Pick out each line containing the string "value" and copy it.
* Start *
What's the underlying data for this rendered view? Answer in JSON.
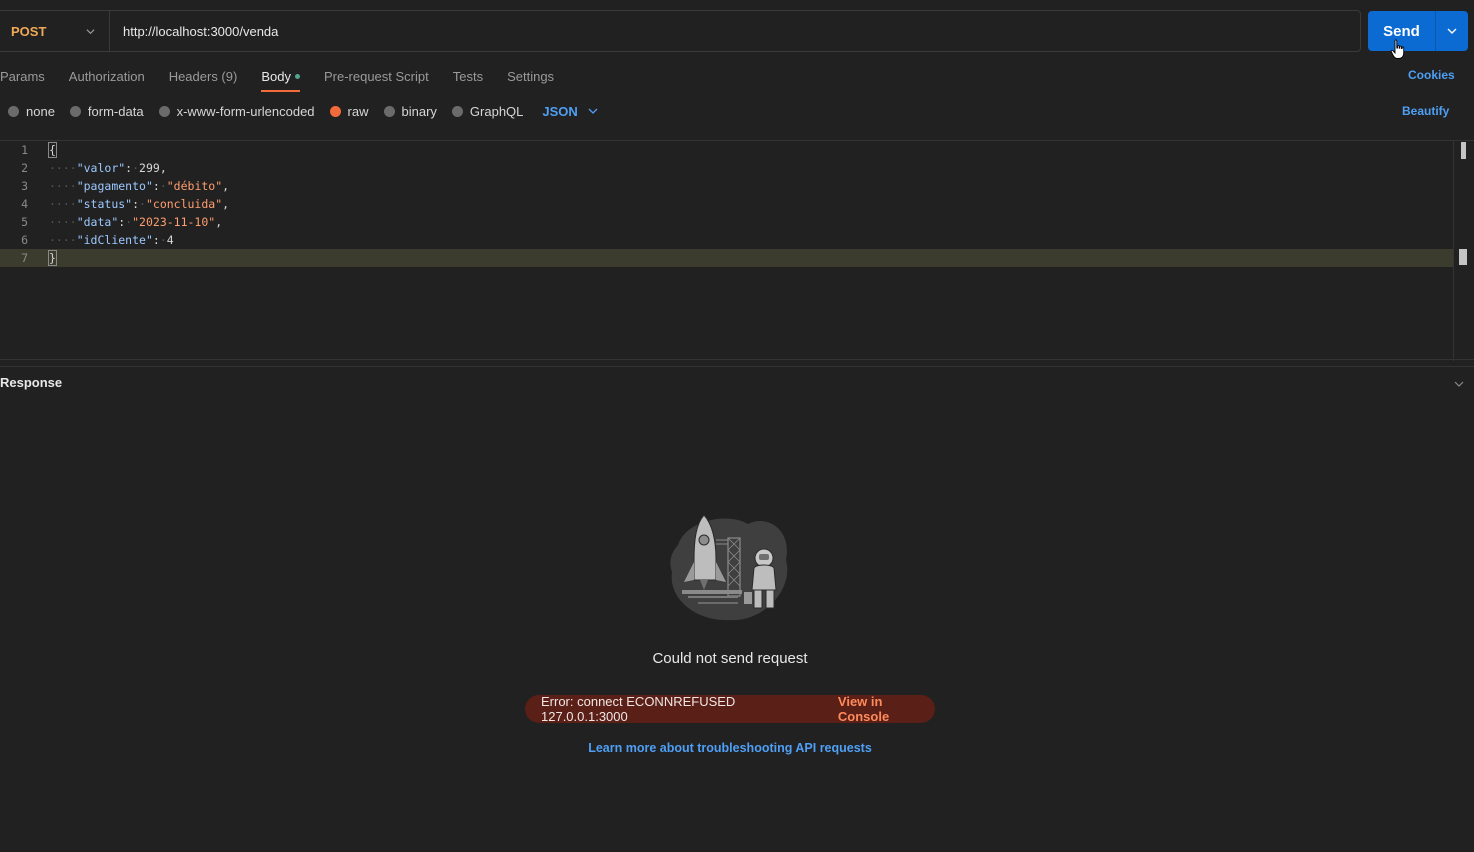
{
  "request": {
    "method": "POST",
    "url": "http://localhost:3000/venda",
    "send_label": "Send"
  },
  "tabs": [
    {
      "label": "Params",
      "active": false
    },
    {
      "label": "Authorization",
      "active": false
    },
    {
      "label": "Headers (9)",
      "active": false
    },
    {
      "label": "Body",
      "active": true
    },
    {
      "label": "Pre-request Script",
      "active": false
    },
    {
      "label": "Tests",
      "active": false
    },
    {
      "label": "Settings",
      "active": false
    }
  ],
  "cookies_label": "Cookies",
  "body_options": [
    {
      "label": "none",
      "selected": false
    },
    {
      "label": "form-data",
      "selected": false
    },
    {
      "label": "x-www-form-urlencoded",
      "selected": false
    },
    {
      "label": "raw",
      "selected": true
    },
    {
      "label": "binary",
      "selected": false
    },
    {
      "label": "GraphQL",
      "selected": false
    }
  ],
  "body_format": "JSON",
  "beautify_label": "Beautify",
  "editor": {
    "line_numbers": [
      "1",
      "2",
      "3",
      "4",
      "5",
      "6",
      "7"
    ],
    "open_brace": "{",
    "close_brace": "}",
    "fields": [
      {
        "key": "\"valor\"",
        "value": "299",
        "type": "number",
        "comma": ","
      },
      {
        "key": "\"pagamento\"",
        "value": "\"débito\"",
        "type": "string",
        "comma": ","
      },
      {
        "key": "\"status\"",
        "value": "\"concluida\"",
        "type": "string",
        "comma": ","
      },
      {
        "key": "\"data\"",
        "value": "\"2023-11-10\"",
        "type": "string",
        "comma": ","
      },
      {
        "key": "\"idCliente\"",
        "value": "4",
        "type": "number",
        "comma": ""
      }
    ],
    "current_line": 7
  },
  "response": {
    "title": "Response",
    "error_title": "Could not send request",
    "error_message": "Error: connect ECONNREFUSED 127.0.0.1:3000",
    "console_link": "View in Console",
    "learn_link": "Learn more about troubleshooting API requests"
  },
  "colors": {
    "background": "#212121",
    "accent_orange": "#f26b3a",
    "link_blue": "#4e9ff5",
    "send_blue": "#0b6bd3",
    "method_post": "#f0a956",
    "error_pill": "#5a1f16"
  }
}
* End *
§ **Written solution**:
        "value": "299",
        "value": "\"débito\"",
        "value": "\"concluida\"",
        "value": "\"2023-11-10\"",
        "value": "4",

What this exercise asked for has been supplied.